### What to work on
Retype each line of the material exactly, please, skipping any picture in it.

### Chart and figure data
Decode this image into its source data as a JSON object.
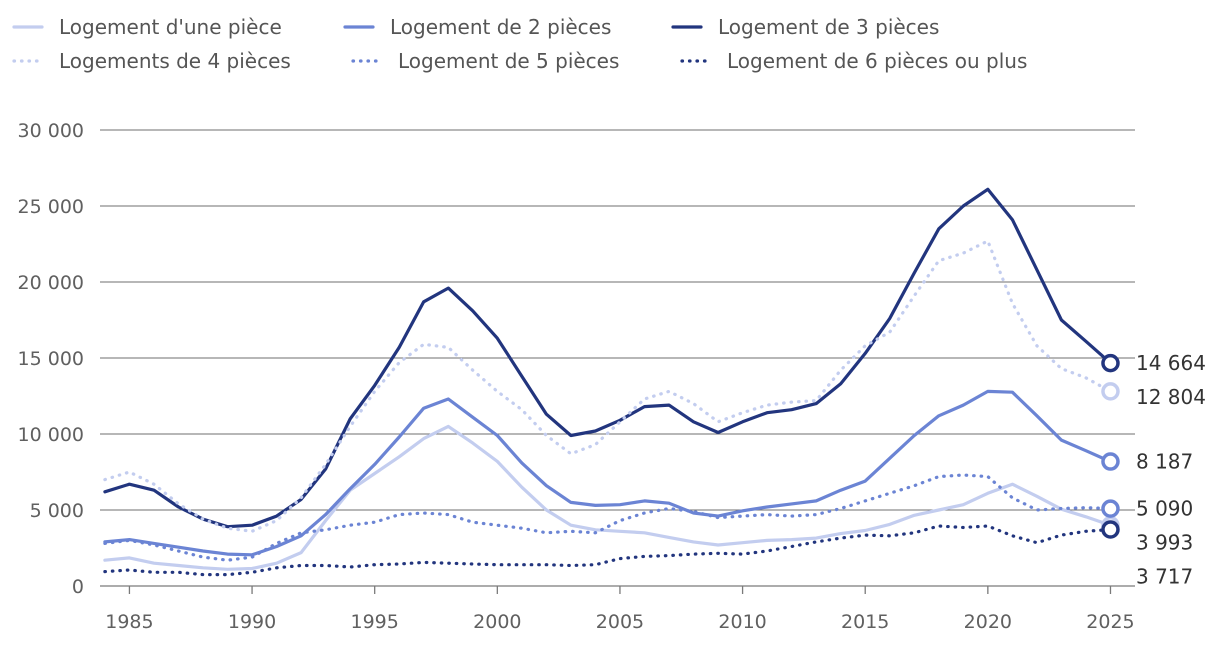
{
  "chart_data": {
    "type": "line",
    "title": "",
    "xlabel": "",
    "ylabel": "",
    "xlim": [
      1983.8,
      2026
    ],
    "ylim": [
      0,
      30000
    ],
    "grid": true,
    "legend_position": "top",
    "x_ticks": [
      1985,
      1990,
      1995,
      2000,
      2005,
      2010,
      2015,
      2020,
      2025
    ],
    "y_ticks": [
      0,
      5000,
      10000,
      15000,
      20000,
      25000,
      30000
    ],
    "x_tick_labels": [
      "1985",
      "1990",
      "1995",
      "2000",
      "2005",
      "2010",
      "2015",
      "2020",
      "2025"
    ],
    "y_tick_labels": [
      "0",
      "5 000",
      "10 000",
      "15 000",
      "20 000",
      "25 000",
      "30 000"
    ],
    "x": [
      1984,
      1985,
      1986,
      1987,
      1988,
      1989,
      1990,
      1991,
      1992,
      1993,
      1994,
      1995,
      1996,
      1997,
      1998,
      1999,
      2000,
      2001,
      2002,
      2003,
      2004,
      2005,
      2006,
      2007,
      2008,
      2009,
      2010,
      2011,
      2012,
      2013,
      2014,
      2015,
      2016,
      2017,
      2018,
      2019,
      2020,
      2021,
      2022,
      2023,
      2024,
      2025
    ],
    "series": [
      {
        "name": "Logement d'une pièce",
        "color": "#c3cdef",
        "dash": "solid",
        "values": [
          1700,
          1850,
          1500,
          1350,
          1200,
          1100,
          1150,
          1500,
          2200,
          4300,
          6300,
          7400,
          8500,
          9700,
          10500,
          9400,
          8200,
          6500,
          5000,
          4000,
          3700,
          3600,
          3500,
          3200,
          2900,
          2700,
          2850,
          3000,
          3050,
          3150,
          3450,
          3650,
          4050,
          4650,
          5000,
          5350,
          6100,
          6700,
          5900,
          5050,
          4550,
          3993
        ],
        "end_label": "3 993"
      },
      {
        "name": "Logement de 2 pièces",
        "color": "#6b84d4",
        "dash": "solid",
        "values": [
          2900,
          3050,
          2800,
          2550,
          2300,
          2100,
          2050,
          2600,
          3300,
          4700,
          6400,
          8000,
          9800,
          11700,
          12300,
          11100,
          9900,
          8100,
          6600,
          5500,
          5300,
          5350,
          5600,
          5450,
          4800,
          4600,
          4950,
          5200,
          5400,
          5600,
          6300,
          6900,
          8400,
          9900,
          11200,
          11900,
          12800,
          12750,
          11200,
          9600,
          8900,
          8187
        ],
        "end_label": "8 187"
      },
      {
        "name": "Logement de 3 pièces",
        "color": "#22357e",
        "dash": "solid",
        "values": [
          6200,
          6700,
          6300,
          5200,
          4400,
          3900,
          4000,
          4600,
          5700,
          7700,
          11000,
          13200,
          15700,
          18700,
          19600,
          18100,
          16300,
          13800,
          11300,
          9900,
          10200,
          10900,
          11800,
          11900,
          10800,
          10100,
          10800,
          11400,
          11600,
          12000,
          13300,
          15300,
          17600,
          20600,
          23500,
          25000,
          26100,
          24100,
          20800,
          17500,
          16100,
          14664
        ],
        "end_label": "14 664"
      },
      {
        "name": "Logements de 4 pièces",
        "color": "#c3cdef",
        "dash": "dotted",
        "values": [
          7000,
          7500,
          6700,
          5400,
          4400,
          3800,
          3600,
          4300,
          5800,
          8000,
          10500,
          12800,
          14700,
          15900,
          15700,
          14200,
          12800,
          11600,
          9900,
          8700,
          9300,
          10800,
          12300,
          12800,
          12000,
          10800,
          11400,
          11900,
          12100,
          12200,
          14200,
          15800,
          16700,
          19100,
          21400,
          21900,
          22700,
          18600,
          15800,
          14300,
          13700,
          12804
        ],
        "end_label": "12 804"
      },
      {
        "name": "Logement de 5 pièces",
        "color": "#6b84d4",
        "dash": "dotted",
        "values": [
          2800,
          3000,
          2700,
          2300,
          1900,
          1700,
          1900,
          2800,
          3500,
          3700,
          4000,
          4200,
          4700,
          4800,
          4700,
          4200,
          4000,
          3800,
          3500,
          3600,
          3500,
          4300,
          4800,
          5100,
          4900,
          4500,
          4600,
          4700,
          4600,
          4700,
          5100,
          5600,
          6100,
          6600,
          7200,
          7300,
          7200,
          5800,
          5000,
          5100,
          5150,
          5090
        ],
        "end_label": "5 090"
      },
      {
        "name": "Logement de 6 pièces ou plus",
        "color": "#22357e",
        "dash": "dotted",
        "values": [
          950,
          1050,
          900,
          900,
          750,
          750,
          900,
          1200,
          1350,
          1350,
          1250,
          1400,
          1450,
          1550,
          1500,
          1450,
          1400,
          1400,
          1400,
          1350,
          1400,
          1800,
          1950,
          2000,
          2100,
          2150,
          2100,
          2300,
          2600,
          2900,
          3150,
          3350,
          3300,
          3500,
          3950,
          3850,
          3950,
          3300,
          2850,
          3350,
          3600,
          3717
        ],
        "end_label": "3 717"
      }
    ]
  }
}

### Final result
Decode this image into its source data as a JSON object.
{
  "chart_data": {
    "type": "line",
    "title": "",
    "xlabel": "",
    "ylabel": "",
    "xlim": [
      1983.8,
      2026
    ],
    "ylim": [
      0,
      30000
    ],
    "grid": true,
    "legend_position": "top",
    "x_ticks": [
      1985,
      1990,
      1995,
      2000,
      2005,
      2010,
      2015,
      2020,
      2025
    ],
    "y_ticks": [
      0,
      5000,
      10000,
      15000,
      20000,
      25000,
      30000
    ],
    "x_tick_labels": [
      "1985",
      "1990",
      "1995",
      "2000",
      "2005",
      "2010",
      "2015",
      "2020",
      "2025"
    ],
    "y_tick_labels": [
      "0",
      "5 000",
      "10 000",
      "15 000",
      "20 000",
      "25 000",
      "30 000"
    ],
    "x": [
      1984,
      1985,
      1986,
      1987,
      1988,
      1989,
      1990,
      1991,
      1992,
      1993,
      1994,
      1995,
      1996,
      1997,
      1998,
      1999,
      2000,
      2001,
      2002,
      2003,
      2004,
      2005,
      2006,
      2007,
      2008,
      2009,
      2010,
      2011,
      2012,
      2013,
      2014,
      2015,
      2016,
      2017,
      2018,
      2019,
      2020,
      2021,
      2022,
      2023,
      2024,
      2025
    ],
    "series": [
      {
        "name": "Logement d'une pièce",
        "color": "#c3cdef",
        "dash": "solid",
        "values": [
          1700,
          1850,
          1500,
          1350,
          1200,
          1100,
          1150,
          1500,
          2200,
          4300,
          6300,
          7400,
          8500,
          9700,
          10500,
          9400,
          8200,
          6500,
          5000,
          4000,
          3700,
          3600,
          3500,
          3200,
          2900,
          2700,
          2850,
          3000,
          3050,
          3150,
          3450,
          3650,
          4050,
          4650,
          5000,
          5350,
          6100,
          6700,
          5900,
          5050,
          4550,
          3993
        ],
        "end_label": "3 993"
      },
      {
        "name": "Logement de 2 pièces",
        "color": "#6b84d4",
        "dash": "solid",
        "values": [
          2900,
          3050,
          2800,
          2550,
          2300,
          2100,
          2050,
          2600,
          3300,
          4700,
          6400,
          8000,
          9800,
          11700,
          12300,
          11100,
          9900,
          8100,
          6600,
          5500,
          5300,
          5350,
          5600,
          5450,
          4800,
          4600,
          4950,
          5200,
          5400,
          5600,
          6300,
          6900,
          8400,
          9900,
          11200,
          11900,
          12800,
          12750,
          11200,
          9600,
          8900,
          8187
        ],
        "end_label": "8 187"
      },
      {
        "name": "Logement de 3 pièces",
        "color": "#22357e",
        "dash": "solid",
        "values": [
          6200,
          6700,
          6300,
          5200,
          4400,
          3900,
          4000,
          4600,
          5700,
          7700,
          11000,
          13200,
          15700,
          18700,
          19600,
          18100,
          16300,
          13800,
          11300,
          9900,
          10200,
          10900,
          11800,
          11900,
          10800,
          10100,
          10800,
          11400,
          11600,
          12000,
          13300,
          15300,
          17600,
          20600,
          23500,
          25000,
          26100,
          24100,
          20800,
          17500,
          16100,
          14664
        ],
        "end_label": "14 664"
      },
      {
        "name": "Logements de 4 pièces",
        "color": "#c3cdef",
        "dash": "dotted",
        "values": [
          7000,
          7500,
          6700,
          5400,
          4400,
          3800,
          3600,
          4300,
          5800,
          8000,
          10500,
          12800,
          14700,
          15900,
          15700,
          14200,
          12800,
          11600,
          9900,
          8700,
          9300,
          10800,
          12300,
          12800,
          12000,
          10800,
          11400,
          11900,
          12100,
          12200,
          14200,
          15800,
          16700,
          19100,
          21400,
          21900,
          22700,
          18600,
          15800,
          14300,
          13700,
          12804
        ],
        "end_label": "12 804"
      },
      {
        "name": "Logement de 5 pièces",
        "color": "#6b84d4",
        "dash": "dotted",
        "values": [
          2800,
          3000,
          2700,
          2300,
          1900,
          1700,
          1900,
          2800,
          3500,
          3700,
          4000,
          4200,
          4700,
          4800,
          4700,
          4200,
          4000,
          3800,
          3500,
          3600,
          3500,
          4300,
          4800,
          5100,
          4900,
          4500,
          4600,
          4700,
          4600,
          4700,
          5100,
          5600,
          6100,
          6600,
          7200,
          7300,
          7200,
          5800,
          5000,
          5100,
          5150,
          5090
        ],
        "end_label": "5 090"
      },
      {
        "name": "Logement de 6 pièces ou plus",
        "color": "#22357e",
        "dash": "dotted",
        "values": [
          950,
          1050,
          900,
          900,
          750,
          750,
          900,
          1200,
          1350,
          1350,
          1250,
          1400,
          1450,
          1550,
          1500,
          1450,
          1400,
          1400,
          1400,
          1350,
          1400,
          1800,
          1950,
          2000,
          2100,
          2150,
          2100,
          2300,
          2600,
          2900,
          3150,
          3350,
          3300,
          3500,
          3950,
          3850,
          3950,
          3300,
          2850,
          3350,
          3600,
          3717
        ],
        "end_label": "3 717"
      }
    ]
  }
}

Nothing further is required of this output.